● Given text
+++

The basic design pattern of OHMI is illustrated in Fig. 2. An ontology design pattern is a general pattern to solve a recurrent modeling problem in ontology development by providing scalable and robust representations of entities and entity relations of a certain sort [23]. Terms from the Relation Ontology (RO) [28] have been used to represent OHMI assertions and to formulate corresponding definitions. Specifically, a host-microbiome interaction (HMI) is defined as follows:

Fig. 2
figure 2

Illustration of OHMI ontology design pattern for representing host-microbiome interactions. The red box represents different levels of host-microbiome interactions. A specific example is the OHMI representation of a human-microbiome interaction in which the human host has the disease ankylosing spondylitis (AS). The human and microbiome classes are duplicated in this figure for clarity. Note that not every organism has the ‘host role’, and the role is here assigned to a host organism only in the case of host-microbiome interactions

Full size image

host-microbiome interaction = def. an interaction that occurs between a microbiome and its host.

+++

● Goal of the exercise
Please list each abbreviation that the OHMI passage introduces in parentheses after its full form, and give that full form. Rely only on the OHMI passage above.

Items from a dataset
+++

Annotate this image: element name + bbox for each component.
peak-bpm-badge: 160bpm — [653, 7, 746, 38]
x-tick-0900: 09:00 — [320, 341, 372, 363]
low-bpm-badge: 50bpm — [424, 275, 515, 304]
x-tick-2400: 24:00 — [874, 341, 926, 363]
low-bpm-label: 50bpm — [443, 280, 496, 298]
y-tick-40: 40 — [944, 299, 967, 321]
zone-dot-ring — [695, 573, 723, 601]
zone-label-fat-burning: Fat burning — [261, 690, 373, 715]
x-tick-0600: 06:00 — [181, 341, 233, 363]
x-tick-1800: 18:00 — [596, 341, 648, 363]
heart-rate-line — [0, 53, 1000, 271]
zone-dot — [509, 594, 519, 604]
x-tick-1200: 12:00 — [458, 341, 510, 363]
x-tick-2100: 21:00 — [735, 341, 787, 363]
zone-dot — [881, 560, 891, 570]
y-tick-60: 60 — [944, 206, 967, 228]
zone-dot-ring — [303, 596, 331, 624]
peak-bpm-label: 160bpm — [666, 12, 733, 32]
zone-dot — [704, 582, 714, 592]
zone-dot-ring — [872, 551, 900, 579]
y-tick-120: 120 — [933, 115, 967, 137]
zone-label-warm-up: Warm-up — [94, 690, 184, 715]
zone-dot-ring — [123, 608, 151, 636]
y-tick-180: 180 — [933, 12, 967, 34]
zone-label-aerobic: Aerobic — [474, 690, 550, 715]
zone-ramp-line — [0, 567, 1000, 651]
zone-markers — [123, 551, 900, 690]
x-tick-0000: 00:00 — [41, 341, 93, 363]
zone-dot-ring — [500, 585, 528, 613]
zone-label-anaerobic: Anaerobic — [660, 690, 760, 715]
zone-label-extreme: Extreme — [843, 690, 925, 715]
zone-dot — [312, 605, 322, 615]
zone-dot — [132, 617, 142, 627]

+++

● Result below
RO: Relation Ontology
HMI: host-microbiome interaction
AS: ankylosing spondylitis